Short task >> Transcribe all of the data exactly. Omit the pictures.
── Materials provided
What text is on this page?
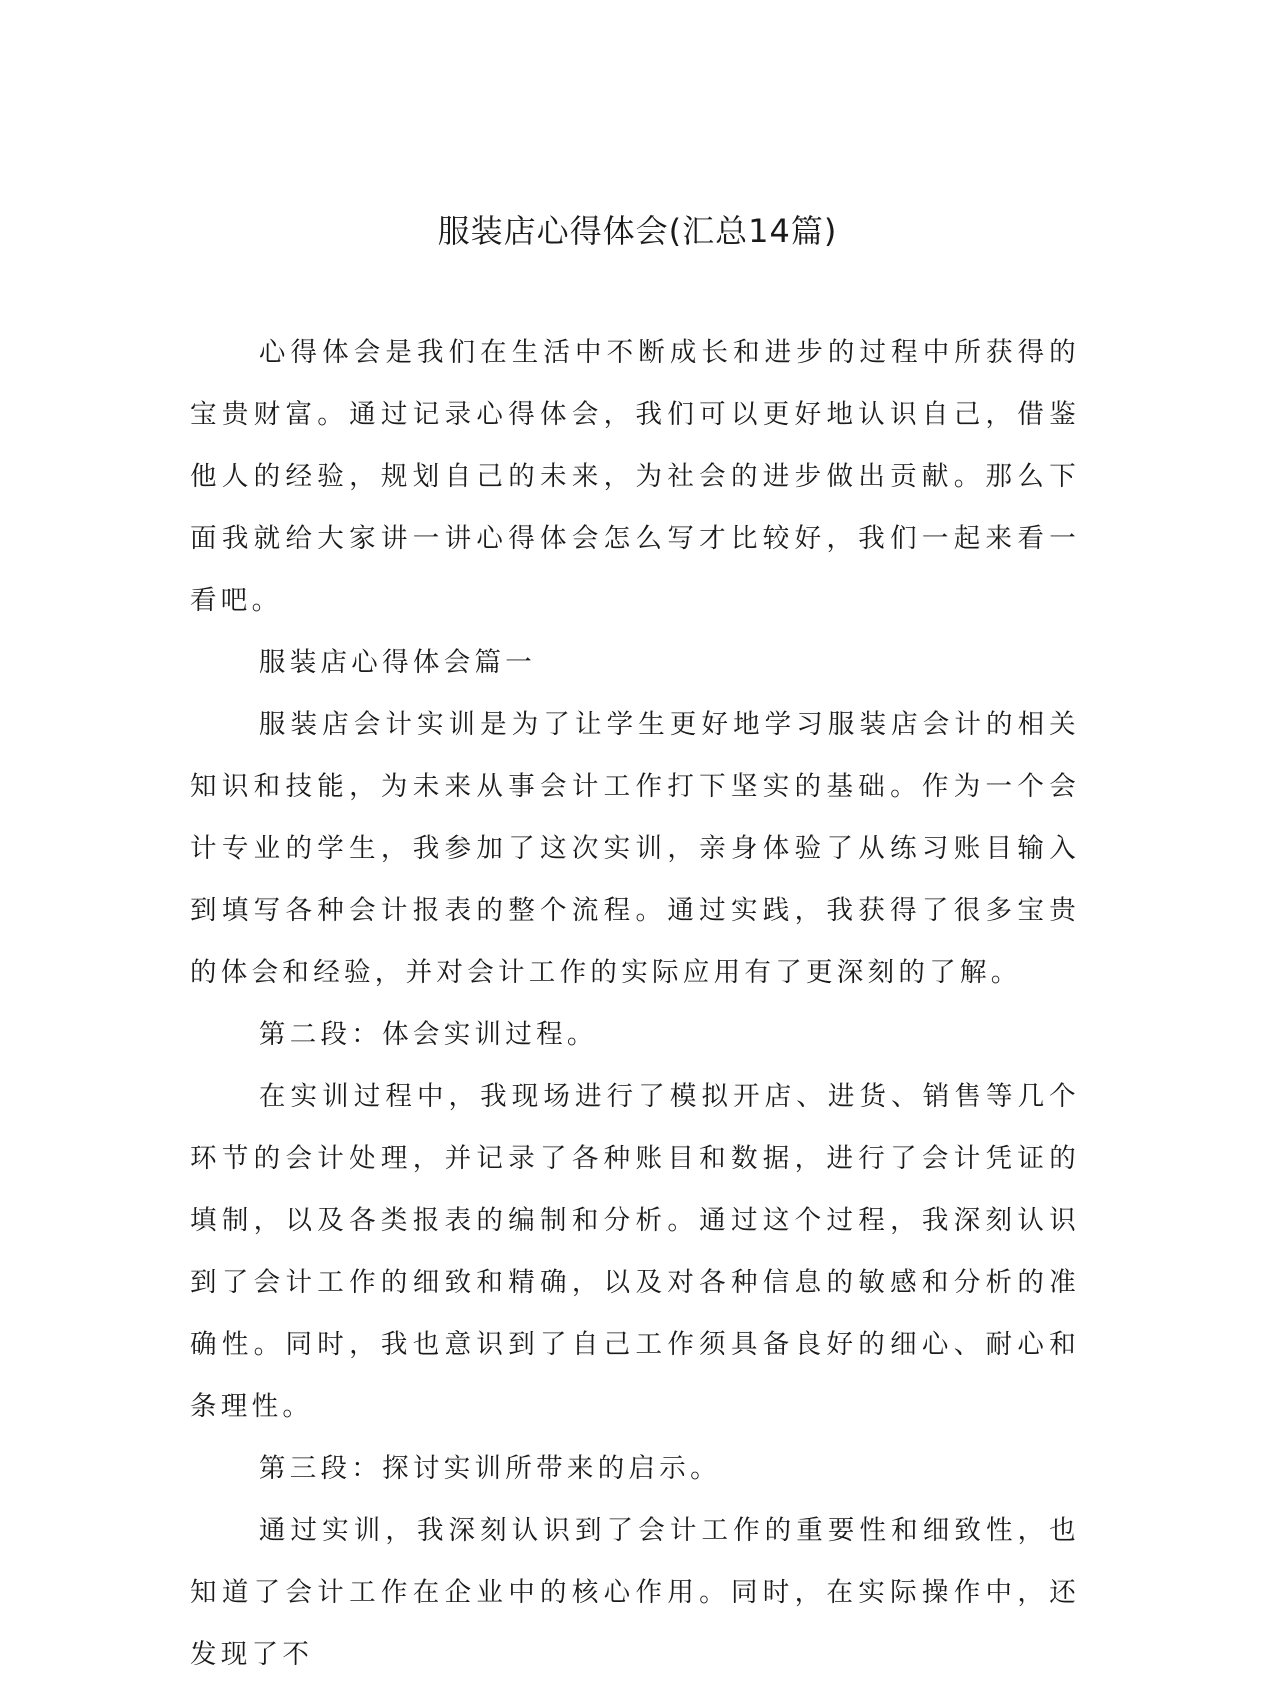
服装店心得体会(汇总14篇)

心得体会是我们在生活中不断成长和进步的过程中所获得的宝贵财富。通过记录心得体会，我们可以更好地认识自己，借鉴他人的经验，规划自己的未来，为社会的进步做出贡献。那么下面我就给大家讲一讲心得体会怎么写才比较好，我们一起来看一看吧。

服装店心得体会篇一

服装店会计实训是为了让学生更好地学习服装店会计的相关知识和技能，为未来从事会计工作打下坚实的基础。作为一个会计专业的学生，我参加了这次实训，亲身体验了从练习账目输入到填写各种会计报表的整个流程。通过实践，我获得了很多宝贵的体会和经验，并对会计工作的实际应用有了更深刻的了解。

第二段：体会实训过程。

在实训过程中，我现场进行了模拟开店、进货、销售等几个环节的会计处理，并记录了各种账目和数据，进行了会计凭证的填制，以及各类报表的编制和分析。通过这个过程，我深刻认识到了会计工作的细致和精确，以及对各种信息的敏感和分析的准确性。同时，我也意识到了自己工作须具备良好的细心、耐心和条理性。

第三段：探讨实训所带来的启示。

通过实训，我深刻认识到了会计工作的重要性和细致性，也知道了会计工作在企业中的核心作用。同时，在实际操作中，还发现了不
────
Complete response >>
What text is on this page?
服装店心得体会(汇总14篇)

心得体会是我们在生活中不断成长和进步的过程中所获得的宝贵财富。通过记录心得体会，我们可以更好地认识自己，借鉴他人的经验，规划自己的未来，为社会的进步做出贡献。那么下面我就给大家讲一讲心得体会怎么写才比较好，我们一起来看一看吧。

服装店心得体会篇一

服装店会计实训是为了让学生更好地学习服装店会计的相关知识和技能，为未来从事会计工作打下坚实的基础。作为一个会计专业的学生，我参加了这次实训，亲身体验了从练习账目输入到填写各种会计报表的整个流程。通过实践，我获得了很多宝贵的体会和经验，并对会计工作的实际应用有了更深刻的了解。

第二段：体会实训过程。

在实训过程中，我现场进行了模拟开店、进货、销售等几个环节的会计处理，并记录了各种账目和数据，进行了会计凭证的填制，以及各类报表的编制和分析。通过这个过程，我深刻认识到了会计工作的细致和精确，以及对各种信息的敏感和分析的准确性。同时，我也意识到了自己工作须具备良好的细心、耐心和条理性。

第三段：探讨实训所带来的启示。

通过实训，我深刻认识到了会计工作的重要性和细致性，也知道了会计工作在企业中的核心作用。同时，在实际操作中，还发现了不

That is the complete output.